◆ Given entries
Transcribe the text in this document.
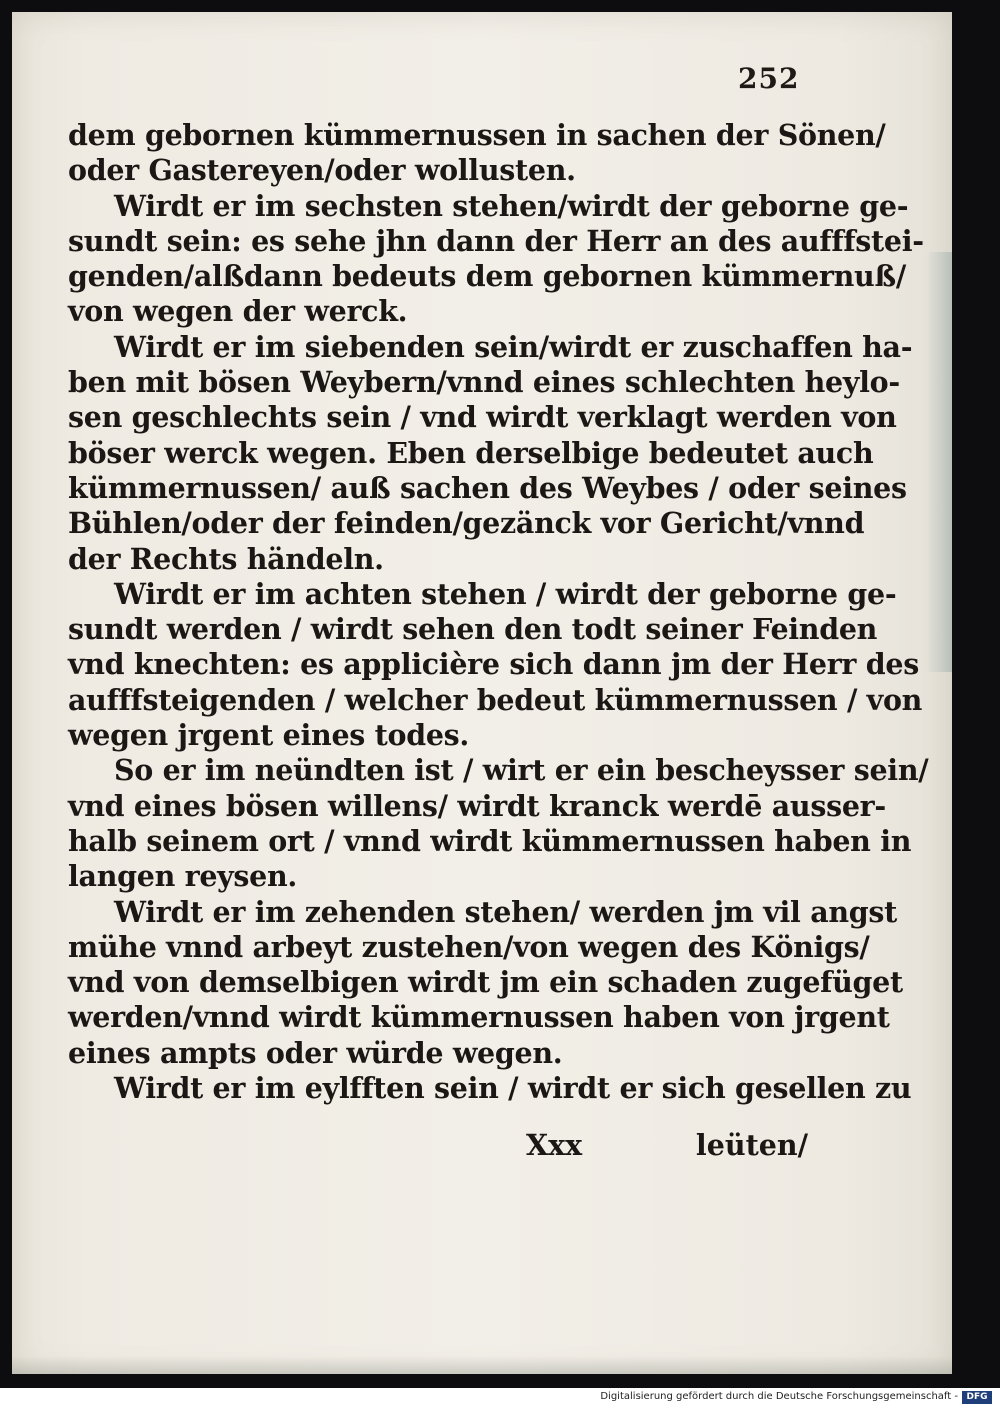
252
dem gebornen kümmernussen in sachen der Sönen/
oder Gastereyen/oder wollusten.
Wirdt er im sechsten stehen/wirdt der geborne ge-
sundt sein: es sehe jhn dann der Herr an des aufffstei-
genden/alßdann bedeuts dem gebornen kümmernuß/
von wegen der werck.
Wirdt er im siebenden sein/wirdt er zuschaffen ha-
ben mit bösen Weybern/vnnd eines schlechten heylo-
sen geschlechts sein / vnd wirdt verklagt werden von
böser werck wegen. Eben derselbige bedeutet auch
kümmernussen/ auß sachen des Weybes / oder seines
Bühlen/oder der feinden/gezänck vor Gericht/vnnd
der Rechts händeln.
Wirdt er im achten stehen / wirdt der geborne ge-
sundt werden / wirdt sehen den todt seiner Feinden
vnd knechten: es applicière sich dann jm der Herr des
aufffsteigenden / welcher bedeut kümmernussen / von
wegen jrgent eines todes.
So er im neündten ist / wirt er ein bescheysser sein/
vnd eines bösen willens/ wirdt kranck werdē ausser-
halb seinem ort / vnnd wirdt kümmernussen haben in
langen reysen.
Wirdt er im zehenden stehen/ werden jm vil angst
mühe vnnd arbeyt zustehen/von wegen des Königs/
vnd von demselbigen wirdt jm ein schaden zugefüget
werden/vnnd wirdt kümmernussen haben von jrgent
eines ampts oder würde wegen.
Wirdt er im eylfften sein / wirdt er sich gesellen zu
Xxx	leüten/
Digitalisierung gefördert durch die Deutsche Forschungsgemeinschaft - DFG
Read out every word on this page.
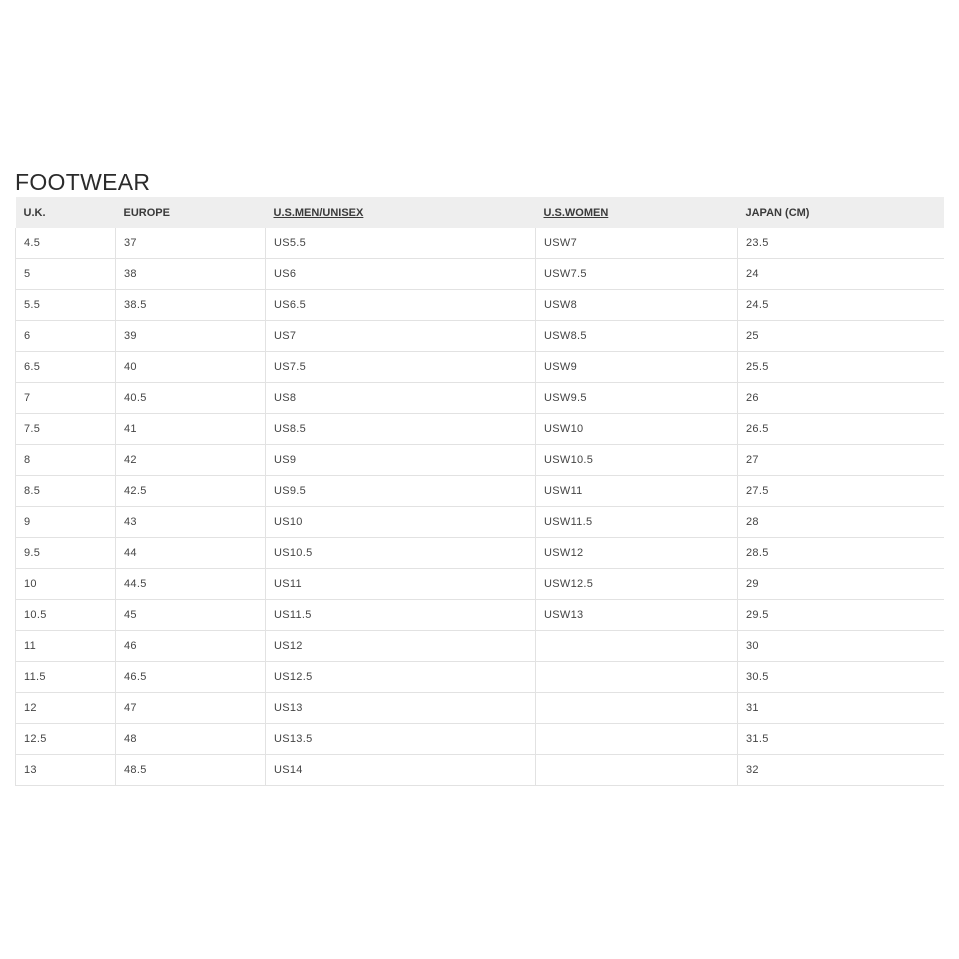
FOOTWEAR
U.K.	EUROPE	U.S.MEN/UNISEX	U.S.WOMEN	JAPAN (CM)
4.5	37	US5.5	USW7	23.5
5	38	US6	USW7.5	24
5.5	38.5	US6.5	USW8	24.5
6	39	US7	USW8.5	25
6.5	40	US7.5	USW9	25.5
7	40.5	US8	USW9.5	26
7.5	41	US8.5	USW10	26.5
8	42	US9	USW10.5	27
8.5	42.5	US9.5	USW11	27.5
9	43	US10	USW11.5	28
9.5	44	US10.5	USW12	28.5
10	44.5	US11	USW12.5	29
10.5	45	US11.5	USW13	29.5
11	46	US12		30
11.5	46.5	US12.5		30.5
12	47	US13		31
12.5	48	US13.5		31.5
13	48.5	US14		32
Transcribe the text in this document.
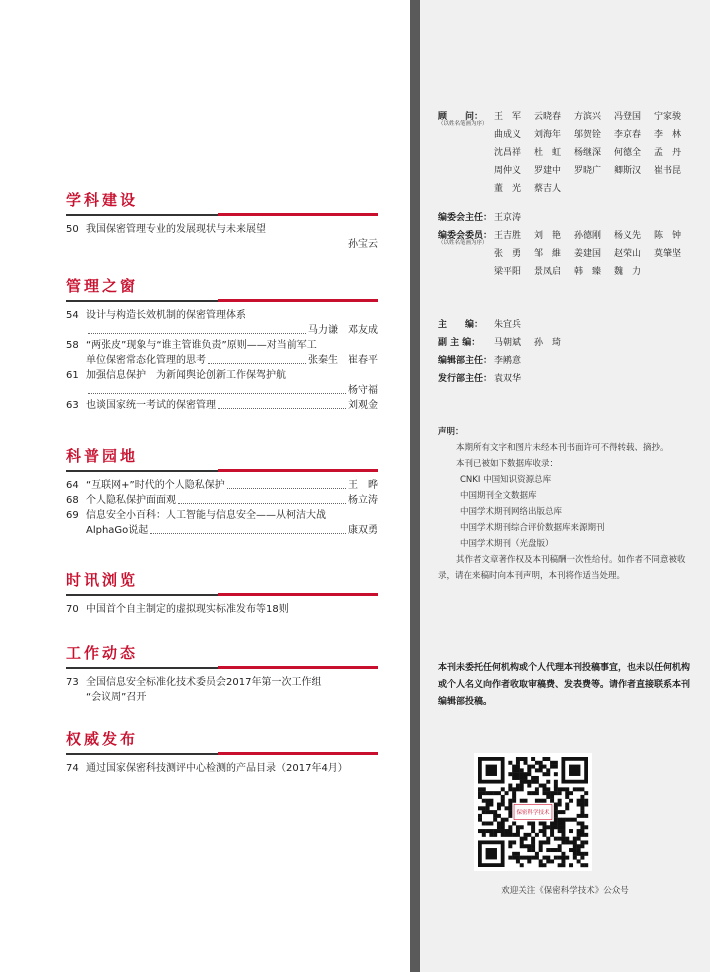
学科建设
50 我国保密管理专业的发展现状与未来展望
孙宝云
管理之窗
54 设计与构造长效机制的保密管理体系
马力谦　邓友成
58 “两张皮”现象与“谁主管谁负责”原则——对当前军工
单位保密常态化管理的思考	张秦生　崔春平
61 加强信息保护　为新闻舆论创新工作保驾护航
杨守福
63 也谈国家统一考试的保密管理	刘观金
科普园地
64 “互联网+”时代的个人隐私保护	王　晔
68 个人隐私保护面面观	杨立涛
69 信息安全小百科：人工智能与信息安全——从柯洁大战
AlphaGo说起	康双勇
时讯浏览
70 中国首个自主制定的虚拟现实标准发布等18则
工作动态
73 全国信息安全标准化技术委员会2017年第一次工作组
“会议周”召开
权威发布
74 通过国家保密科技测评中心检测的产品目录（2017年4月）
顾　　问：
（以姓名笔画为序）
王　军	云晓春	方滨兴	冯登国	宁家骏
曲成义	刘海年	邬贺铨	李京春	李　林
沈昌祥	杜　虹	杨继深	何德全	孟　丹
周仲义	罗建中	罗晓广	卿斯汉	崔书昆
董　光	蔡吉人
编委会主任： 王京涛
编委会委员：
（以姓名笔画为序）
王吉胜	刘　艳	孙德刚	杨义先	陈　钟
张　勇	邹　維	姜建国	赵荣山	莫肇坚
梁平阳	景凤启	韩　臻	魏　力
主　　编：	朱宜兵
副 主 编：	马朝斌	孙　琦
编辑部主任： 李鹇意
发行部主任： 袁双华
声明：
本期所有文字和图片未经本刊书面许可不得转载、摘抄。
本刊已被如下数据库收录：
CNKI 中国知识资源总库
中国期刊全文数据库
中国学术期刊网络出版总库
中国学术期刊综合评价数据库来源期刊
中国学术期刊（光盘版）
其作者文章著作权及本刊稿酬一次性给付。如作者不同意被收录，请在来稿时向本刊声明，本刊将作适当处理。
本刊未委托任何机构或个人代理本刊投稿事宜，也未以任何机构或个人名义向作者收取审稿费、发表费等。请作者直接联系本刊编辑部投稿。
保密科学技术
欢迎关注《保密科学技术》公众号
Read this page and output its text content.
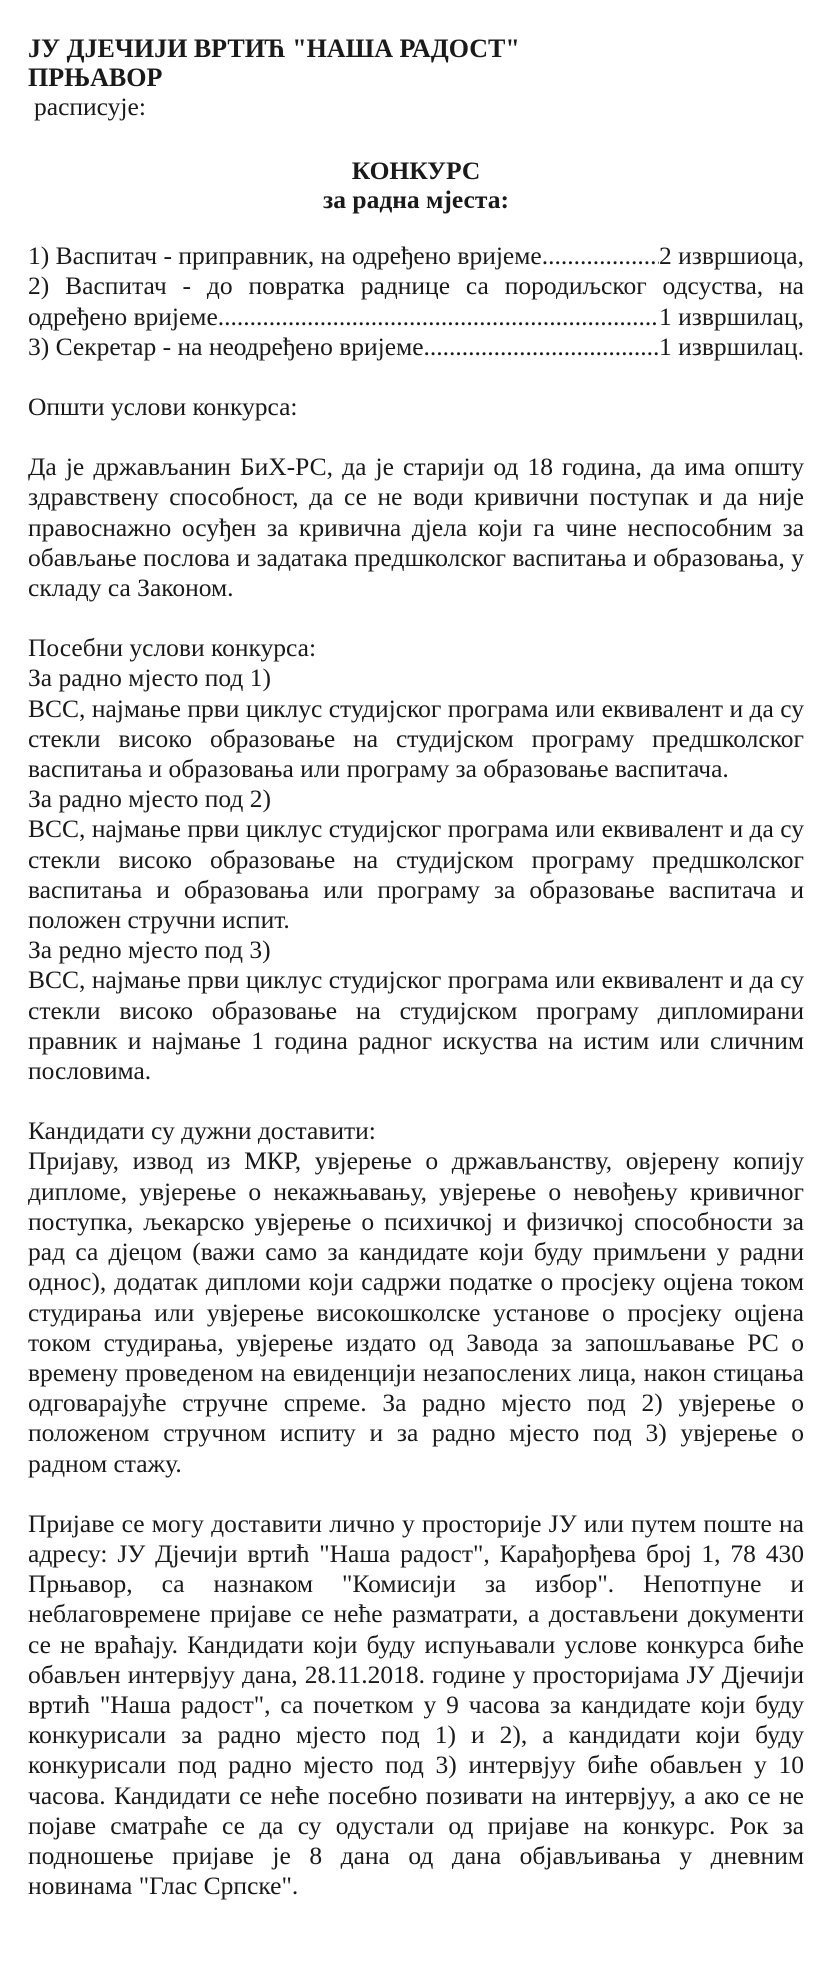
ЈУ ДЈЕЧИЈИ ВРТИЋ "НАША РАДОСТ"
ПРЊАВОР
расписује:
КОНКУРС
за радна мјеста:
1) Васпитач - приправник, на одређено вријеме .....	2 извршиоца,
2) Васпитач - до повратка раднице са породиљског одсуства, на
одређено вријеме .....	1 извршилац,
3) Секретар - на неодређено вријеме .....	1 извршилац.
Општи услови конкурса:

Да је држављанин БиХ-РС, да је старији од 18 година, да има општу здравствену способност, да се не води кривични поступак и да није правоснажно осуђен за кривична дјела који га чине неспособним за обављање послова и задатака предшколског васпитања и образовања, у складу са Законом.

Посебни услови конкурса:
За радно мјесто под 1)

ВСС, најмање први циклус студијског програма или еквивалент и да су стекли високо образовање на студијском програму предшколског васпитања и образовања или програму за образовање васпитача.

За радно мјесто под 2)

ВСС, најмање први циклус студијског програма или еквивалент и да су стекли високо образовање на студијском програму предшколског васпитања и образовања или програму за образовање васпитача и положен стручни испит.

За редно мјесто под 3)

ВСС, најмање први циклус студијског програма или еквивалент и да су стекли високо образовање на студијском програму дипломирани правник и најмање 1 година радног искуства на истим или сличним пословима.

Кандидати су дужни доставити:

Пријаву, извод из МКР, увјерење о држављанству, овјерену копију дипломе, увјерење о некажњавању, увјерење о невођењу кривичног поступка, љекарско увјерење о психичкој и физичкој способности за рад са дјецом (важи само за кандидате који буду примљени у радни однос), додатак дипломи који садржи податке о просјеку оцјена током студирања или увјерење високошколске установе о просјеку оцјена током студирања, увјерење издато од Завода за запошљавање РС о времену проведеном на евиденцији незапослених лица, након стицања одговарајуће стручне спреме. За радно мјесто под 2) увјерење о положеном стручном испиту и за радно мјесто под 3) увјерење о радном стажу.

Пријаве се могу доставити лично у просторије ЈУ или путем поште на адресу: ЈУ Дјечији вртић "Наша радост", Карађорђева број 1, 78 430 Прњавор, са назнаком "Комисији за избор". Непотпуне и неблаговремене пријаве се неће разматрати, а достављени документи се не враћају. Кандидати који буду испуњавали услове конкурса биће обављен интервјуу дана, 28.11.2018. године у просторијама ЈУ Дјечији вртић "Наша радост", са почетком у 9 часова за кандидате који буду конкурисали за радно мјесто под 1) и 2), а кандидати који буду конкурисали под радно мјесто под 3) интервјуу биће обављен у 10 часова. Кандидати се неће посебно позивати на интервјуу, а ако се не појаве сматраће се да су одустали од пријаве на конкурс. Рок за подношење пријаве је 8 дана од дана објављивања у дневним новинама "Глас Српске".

◆ Task details
Copy everything in the records above except the pictures, exactly as written.

◆ Complete output
Transcribe the text in this document.
252
dem gebornen kümmernussen in sachen der Sönen/
oder Gastereyen/oder wollusten.
Wirdt er im sechsten stehen/wirdt der geborne ge-
sundt sein: es sehe jhn dann der Herr an des aufffstei-
genden/alßdann bedeuts dem gebornen kümmernuß/
von wegen der werck.
Wirdt er im siebenden sein/wirdt er zuschaffen ha-
ben mit bösen Weybern/vnnd eines schlechten heylo-
sen geschlechts sein / vnd wirdt verklagt werden von
böser werck wegen. Eben derselbige bedeutet auch
kümmernussen/ auß sachen des Weybes / oder seines
Bühlen/oder der feinden/gezänck vor Gericht/vnnd
der Rechts händeln.
Wirdt er im achten stehen / wirdt der geborne ge-
sundt werden / wirdt sehen den todt seiner Feinden
vnd knechten: es applicière sich dann jm der Herr des
aufffsteigenden / welcher bedeut kümmernussen / von
wegen jrgent eines todes.
So er im neündten ist / wirt er ein bescheysser sein/
vnd eines bösen willens/ wirdt kranck werdē ausser-
halb seinem ort / vnnd wirdt kümmernussen haben in
langen reysen.
Wirdt er im zehenden stehen/ werden jm vil angst
mühe vnnd arbeyt zustehen/von wegen des Königs/
vnd von demselbigen wirdt jm ein schaden zugefüget
werden/vnnd wirdt kümmernussen haben von jrgent
eines ampts oder würde wegen.
Wirdt er im eylfften sein / wirdt er sich gesellen zu
Xxx	leüten/
Digitalisierung gefördert durch die Deutsche Forschungsgemeinschaft - DFG
Read out every word on this page.
FOOTWEAR
U.K.	EUROPE	U.S.MEN/UNISEX	U.S.WOMEN	JAPAN (CM)
4.5	37	US5.5	USW7	23.5
5	38	US6	USW7.5	24
5.5	38.5	US6.5	USW8	24.5
6	39	US7	USW8.5	25
6.5	40	US7.5	USW9	25.5
7	40.5	US8	USW9.5	26
7.5	41	US8.5	USW10	26.5
8	42	US9	USW10.5	27
8.5	42.5	US9.5	USW11	27.5
9	43	US10	USW11.5	28
9.5	44	US10.5	USW12	28.5
10	44.5	US11	USW12.5	29
10.5	45	US11.5	USW13	29.5
11	46	US12		30
11.5	46.5	US12.5		30.5
12	47	US13		31
12.5	48	US13.5		31.5
13	48.5	US14		32
Transcribe the text in this document.
学科建设
50 我国保密管理专业的发展现状与未来展望
孙宝云
管理之窗
54 设计与构造长效机制的保密管理体系
马力谦　邓友成
58 “两张皮”现象与“谁主管谁负责”原则——对当前军工
单位保密常态化管理的思考	张秦生　崔春平
61 加强信息保护　为新闻舆论创新工作保驾护航
杨守福
63 也谈国家统一考试的保密管理	刘观金
科普园地
64 “互联网+”时代的个人隐私保护	王　晔
68 个人隐私保护面面观	杨立涛
69 信息安全小百科：人工智能与信息安全——从柯洁大战
AlphaGo说起	康双勇
时讯浏览
70 中国首个自主制定的虚拟现实标准发布等18则
工作动态
73 全国信息安全标准化技术委员会2017年第一次工作组
“会议周”召开
权威发布
74 通过国家保密科技测评中心检测的产品目录（2017年4月）
顾　　问：
（以姓名笔画为序）
王　军	云晓春	方滨兴	冯登国	宁家骏
曲成义	刘海年	邬贺铨	李京春	李　林
沈昌祥	杜　虹	杨继深	何德全	孟　丹
周仲义	罗建中	罗晓广	卿斯汉	崔书昆
董　光	蔡吉人
编委会主任： 王京涛
编委会委员：
（以姓名笔画为序）
王吉胜	刘　艳	孙德刚	杨义先	陈　钟
张　勇	邹　維	姜建国	赵荣山	莫肇坚
梁平阳	景凤启	韩　臻	魏　力
主　　编：	朱宜兵
副 主 编：	马朝斌	孙　琦
编辑部主任： 李鹇意
发行部主任： 袁双华
声明：
本期所有文字和图片未经本刊书面许可不得转载、摘抄。
本刊已被如下数据库收录：
CNKI 中国知识资源总库
中国期刊全文数据库
中国学术期刊网络出版总库
中国学术期刊综合评价数据库来源期刊
中国学术期刊（光盘版）
其作者文章著作权及本刊稿酬一次性给付。如作者不同意被收录，请在来稿时向本刊声明，本刊将作适当处理。
本刊未委托任何机构或个人代理本刊投稿事宜，也未以任何机构或个人名义向作者收取审稿费、发表费等。请作者直接联系本刊编辑部投稿。
保密科学技术
欢迎关注《保密科学技术》公众号
Read this page and output its text content.
ЈУ ДЈЕЧИЈИ ВРТИЋ "НАША РАДОСТ"
ПРЊАВОР
расписује:
КОНКУРС
за радна мјеста:
1) Васпитач - приправник, на одређено вријеме .....	2 извршиоца,
2) Васпитач - до повратка раднице са породиљског одсуства, на
одређено вријеме .....	1 извршилац,
3) Секретар - на неодређено вријеме .....	1 извршилац.
Општи услови конкурса:

Да је држављанин БиХ-РС, да је старији од 18 година, да има општу здравствену способност, да се не води кривични поступак и да није правоснажно осуђен за кривична дјела који га чине неспособним за обављање послова и задатака предшколског васпитања и образовања, у складу са Законом.

Посебни услови конкурса:
За радно мјесто под 1)

ВСС, најмање први циклус студијског програма или еквивалент и да су стекли високо образовање на студијском програму предшколског васпитања и образовања или програму за образовање васпитача.

За радно мјесто под 2)

ВСС, најмање први циклус студијског програма или еквивалент и да су стекли високо образовање на студијском програму предшколског васпитања и образовања или програму за образовање васпитача и положен стручни испит.

За редно мјесто под 3)

ВСС, најмање први циклус студијског програма или еквивалент и да су стекли високо образовање на студијском програму дипломирани правник и најмање 1 година радног искуства на истим или сличним пословима.

Кандидати су дужни доставити:

Пријаву, извод из МКР, увјерење о држављанству, овјерену копију дипломе, увјерење о некажњавању, увјерење о невођењу кривичног поступка, љекарско увјерење о психичкој и физичкој способности за рад са дјецом (важи само за кандидате који буду примљени у радни однос), додатак дипломи који садржи податке о просјеку оцјена током студирања или увјерење високошколске установе о просјеку оцјена током студирања, увјерење издато од Завода за запошљавање РС о времену проведеном на евиденцији незапослених лица, након стицања одговарајуће стручне спреме. За радно мјесто под 2) увјерење о положеном стручном испиту и за радно мјесто под 3) увјерење о радном стажу.

Пријаве се могу доставити лично у просторије ЈУ или путем поште на адресу: ЈУ Дјечији вртић "Наша радост", Карађорђева број 1, 78 430 Прњавор, са назнаком "Комисији за избор". Непотпуне и неблаговремене пријаве се неће разматрати, а достављени документи се не враћају. Кандидати који буду испуњавали услове конкурса биће обављен интервјуу дана, 28.11.2018. године у просторијама ЈУ Дјечији вртић "Наша радост", са почетком у 9 часова за кандидате који буду конкурисали за радно мјесто под 1) и 2), а кандидати који буду конкурисали под радно мјесто под 3) интервјуу биће обављен у 10 часова. Кандидати се неће посебно позивати на интервјуу, а ако се не појаве сматраће се да су одустали од пријаве на конкурс. Рок за подношење пријаве је 8 дана од дана објављивања у дневним новинама "Глас Српске".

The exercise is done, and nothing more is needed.